<<<<
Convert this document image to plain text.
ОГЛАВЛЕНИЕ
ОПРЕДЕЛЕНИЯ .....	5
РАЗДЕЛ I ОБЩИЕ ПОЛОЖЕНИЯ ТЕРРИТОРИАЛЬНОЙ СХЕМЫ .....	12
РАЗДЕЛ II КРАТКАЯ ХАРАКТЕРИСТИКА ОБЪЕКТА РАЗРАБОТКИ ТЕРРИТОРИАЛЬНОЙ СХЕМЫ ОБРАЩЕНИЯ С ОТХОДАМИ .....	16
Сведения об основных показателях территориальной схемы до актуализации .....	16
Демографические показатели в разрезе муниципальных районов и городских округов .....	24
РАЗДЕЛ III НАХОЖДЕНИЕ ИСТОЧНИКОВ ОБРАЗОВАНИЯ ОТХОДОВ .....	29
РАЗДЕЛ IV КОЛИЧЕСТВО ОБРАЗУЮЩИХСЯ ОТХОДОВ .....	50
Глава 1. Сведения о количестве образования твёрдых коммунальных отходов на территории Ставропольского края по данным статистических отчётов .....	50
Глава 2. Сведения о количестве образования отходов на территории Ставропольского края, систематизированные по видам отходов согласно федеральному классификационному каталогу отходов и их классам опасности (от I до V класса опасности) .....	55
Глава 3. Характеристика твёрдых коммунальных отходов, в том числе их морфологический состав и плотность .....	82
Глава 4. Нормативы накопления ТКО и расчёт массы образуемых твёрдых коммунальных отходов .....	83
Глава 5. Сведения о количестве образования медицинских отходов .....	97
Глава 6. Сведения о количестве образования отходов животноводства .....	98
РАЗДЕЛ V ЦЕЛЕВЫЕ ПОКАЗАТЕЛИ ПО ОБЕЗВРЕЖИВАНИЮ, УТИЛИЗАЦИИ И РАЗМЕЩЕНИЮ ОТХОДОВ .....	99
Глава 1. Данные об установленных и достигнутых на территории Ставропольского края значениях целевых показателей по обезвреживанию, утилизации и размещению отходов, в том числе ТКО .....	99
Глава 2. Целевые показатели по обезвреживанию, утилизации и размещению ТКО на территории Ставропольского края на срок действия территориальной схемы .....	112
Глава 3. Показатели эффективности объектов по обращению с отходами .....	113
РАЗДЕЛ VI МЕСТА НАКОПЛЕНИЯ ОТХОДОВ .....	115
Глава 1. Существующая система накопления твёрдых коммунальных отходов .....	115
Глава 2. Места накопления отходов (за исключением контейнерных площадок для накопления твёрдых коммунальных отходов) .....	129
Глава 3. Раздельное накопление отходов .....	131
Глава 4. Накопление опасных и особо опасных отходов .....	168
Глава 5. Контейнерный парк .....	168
>>>>
* [Exercise objective]: Each line must be given again exactly as written above.

* [The solution]:
Convert this document image to plain text.
ОГЛАВЛЕНИЕ
ОПРЕДЕЛЕНИЯ .....	5
РАЗДЕЛ I ОБЩИЕ ПОЛОЖЕНИЯ ТЕРРИТОРИАЛЬНОЙ СХЕМЫ .....	12
РАЗДЕЛ II КРАТКАЯ ХАРАКТЕРИСТИКА ОБЪЕКТА РАЗРАБОТКИ ТЕРРИТОРИАЛЬНОЙ СХЕМЫ ОБРАЩЕНИЯ С ОТХОДАМИ .....	16
Сведения об основных показателях территориальной схемы до актуализации .....	16
Демографические показатели в разрезе муниципальных районов и городских округов .....	24
РАЗДЕЛ III НАХОЖДЕНИЕ ИСТОЧНИКОВ ОБРАЗОВАНИЯ ОТХОДОВ .....	29
РАЗДЕЛ IV КОЛИЧЕСТВО ОБРАЗУЮЩИХСЯ ОТХОДОВ .....	50
Глава 1. Сведения о количестве образования твёрдых коммунальных отходов на территории Ставропольского края по данным статистических отчётов .....	50
Глава 2. Сведения о количестве образования отходов на территории Ставропольского края, систематизированные по видам отходов согласно федеральному классификационному каталогу отходов и их классам опасности (от I до V класса опасности) .....	55
Глава 3. Характеристика твёрдых коммунальных отходов, в том числе их морфологический состав и плотность .....	82
Глава 4. Нормативы накопления ТКО и расчёт массы образуемых твёрдых коммунальных отходов .....	83
Глава 5. Сведения о количестве образования медицинских отходов .....	97
Глава 6. Сведения о количестве образования отходов животноводства .....	98
РАЗДЕЛ V ЦЕЛЕВЫЕ ПОКАЗАТЕЛИ ПО ОБЕЗВРЕЖИВАНИЮ, УТИЛИЗАЦИИ И РАЗМЕЩЕНИЮ ОТХОДОВ .....	99
Глава 1. Данные об установленных и достигнутых на территории Ставропольского края значениях целевых показателей по обезвреживанию, утилизации и размещению отходов, в том числе ТКО .....	99
Глава 2. Целевые показатели по обезвреживанию, утилизации и размещению ТКО на территории Ставропольского края на срок действия территориальной схемы .....	112
Глава 3. Показатели эффективности объектов по обращению с отходами .....	113
РАЗДЕЛ VI МЕСТА НАКОПЛЕНИЯ ОТХОДОВ .....	115
Глава 1. Существующая система накопления твёрдых коммунальных отходов .....	115
Глава 2. Места накопления отходов (за исключением контейнерных площадок для накопления твёрдых коммунальных отходов) .....	129
Глава 3. Раздельное накопление отходов .....	131
Глава 4. Накопление опасных и особо опасных отходов .....	168
Глава 5. Контейнерный парк .....	168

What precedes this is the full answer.